— Objective —
Find each line with the string "this" and copy it.

— Begin Given records —

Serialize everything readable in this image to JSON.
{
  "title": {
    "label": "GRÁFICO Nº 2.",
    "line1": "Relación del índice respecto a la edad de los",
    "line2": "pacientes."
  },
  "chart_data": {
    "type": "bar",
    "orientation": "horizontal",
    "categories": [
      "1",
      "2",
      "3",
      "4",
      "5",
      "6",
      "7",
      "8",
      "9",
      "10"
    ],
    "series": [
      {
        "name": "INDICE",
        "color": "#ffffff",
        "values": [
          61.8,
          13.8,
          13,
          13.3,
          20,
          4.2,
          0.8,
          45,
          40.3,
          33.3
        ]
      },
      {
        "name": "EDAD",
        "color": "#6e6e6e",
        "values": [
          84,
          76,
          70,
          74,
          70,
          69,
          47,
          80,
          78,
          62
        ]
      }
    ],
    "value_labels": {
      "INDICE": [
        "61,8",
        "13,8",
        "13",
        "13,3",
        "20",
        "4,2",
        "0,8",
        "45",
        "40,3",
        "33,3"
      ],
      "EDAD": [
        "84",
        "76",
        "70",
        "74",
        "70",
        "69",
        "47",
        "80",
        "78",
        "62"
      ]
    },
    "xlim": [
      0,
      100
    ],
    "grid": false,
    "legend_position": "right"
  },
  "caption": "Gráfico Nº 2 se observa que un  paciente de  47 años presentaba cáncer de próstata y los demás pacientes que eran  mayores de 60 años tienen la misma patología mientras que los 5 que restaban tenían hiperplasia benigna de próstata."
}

— End Given records —
— Begin Given records —

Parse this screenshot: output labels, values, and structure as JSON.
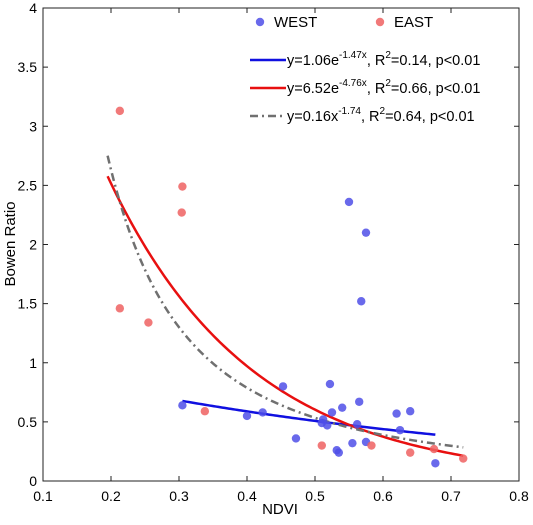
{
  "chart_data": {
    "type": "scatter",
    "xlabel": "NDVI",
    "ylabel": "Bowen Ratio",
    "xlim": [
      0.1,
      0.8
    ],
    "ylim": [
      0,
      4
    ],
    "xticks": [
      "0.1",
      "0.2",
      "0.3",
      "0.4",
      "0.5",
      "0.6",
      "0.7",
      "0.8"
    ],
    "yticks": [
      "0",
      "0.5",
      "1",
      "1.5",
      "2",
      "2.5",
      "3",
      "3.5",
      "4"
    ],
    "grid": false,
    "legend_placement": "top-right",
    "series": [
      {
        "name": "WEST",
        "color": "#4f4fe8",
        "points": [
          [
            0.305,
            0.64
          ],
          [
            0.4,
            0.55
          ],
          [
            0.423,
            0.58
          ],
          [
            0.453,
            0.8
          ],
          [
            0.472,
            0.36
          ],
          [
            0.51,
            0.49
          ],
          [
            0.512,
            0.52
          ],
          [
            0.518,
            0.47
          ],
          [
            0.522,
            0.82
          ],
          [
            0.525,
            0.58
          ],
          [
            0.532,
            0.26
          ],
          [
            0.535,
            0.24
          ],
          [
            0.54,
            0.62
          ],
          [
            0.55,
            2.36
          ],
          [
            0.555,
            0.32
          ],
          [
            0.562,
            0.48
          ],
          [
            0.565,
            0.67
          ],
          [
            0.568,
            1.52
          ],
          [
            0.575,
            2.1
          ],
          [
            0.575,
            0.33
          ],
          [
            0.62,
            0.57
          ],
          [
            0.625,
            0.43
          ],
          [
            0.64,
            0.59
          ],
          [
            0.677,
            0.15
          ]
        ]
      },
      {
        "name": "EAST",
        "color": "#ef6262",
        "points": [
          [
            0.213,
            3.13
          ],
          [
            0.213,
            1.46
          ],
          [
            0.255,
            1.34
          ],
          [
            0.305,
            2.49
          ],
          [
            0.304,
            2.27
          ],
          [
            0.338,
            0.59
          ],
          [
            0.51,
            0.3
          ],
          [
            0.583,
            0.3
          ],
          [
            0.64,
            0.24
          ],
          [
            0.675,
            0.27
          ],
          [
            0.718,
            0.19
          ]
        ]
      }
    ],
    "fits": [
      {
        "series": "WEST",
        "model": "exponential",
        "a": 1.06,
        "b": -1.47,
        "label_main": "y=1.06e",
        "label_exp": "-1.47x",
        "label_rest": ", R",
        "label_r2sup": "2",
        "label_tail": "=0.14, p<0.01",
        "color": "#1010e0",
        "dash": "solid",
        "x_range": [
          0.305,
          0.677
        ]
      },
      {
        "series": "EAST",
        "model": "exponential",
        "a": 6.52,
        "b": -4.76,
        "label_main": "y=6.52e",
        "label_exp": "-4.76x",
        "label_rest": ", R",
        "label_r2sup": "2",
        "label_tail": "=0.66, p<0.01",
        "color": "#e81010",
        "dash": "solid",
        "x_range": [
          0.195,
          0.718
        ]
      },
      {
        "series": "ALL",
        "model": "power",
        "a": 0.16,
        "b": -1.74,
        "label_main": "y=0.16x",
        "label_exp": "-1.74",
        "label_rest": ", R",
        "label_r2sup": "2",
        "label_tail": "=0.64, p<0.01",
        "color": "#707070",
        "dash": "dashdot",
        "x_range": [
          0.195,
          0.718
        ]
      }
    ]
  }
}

— End Given records —

— Expected output —
Serialize everything readable in this image to JSON.
Parse this screenshot: output labels, values, and structure as JSON.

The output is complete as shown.